Stored records
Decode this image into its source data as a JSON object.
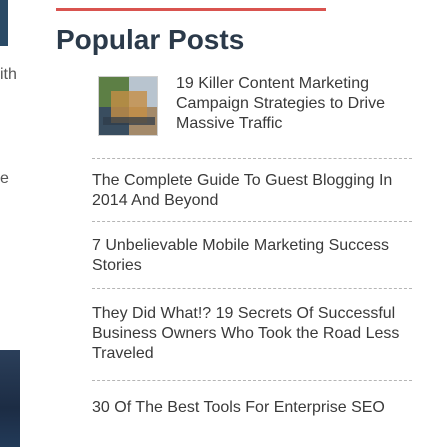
{
  "left_fragments": [
    "ith",
    "e"
  ],
  "widget": {
    "title": "Popular Posts",
    "accent_color": "#d9534f"
  },
  "posts": [
    {
      "title": "19 Killer Content Marketing Campaign Strategies to Drive Massive Traffic",
      "has_thumbnail": true
    },
    {
      "title": "The Complete Guide To Guest Blogging In 2014 And Beyond"
    },
    {
      "title": "7 Unbelievable Mobile Marketing Success Stories"
    },
    {
      "title": "They Did What!? 19 Secrets Of Successful Business Owners Who Took the Road Less Traveled"
    },
    {
      "title": "30 Of The Best Tools For Enterprise SEO"
    }
  ]
}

** What is expected **
Work out how many lines of the data above contain the string "title" and give the number alone.

** Complete output **
6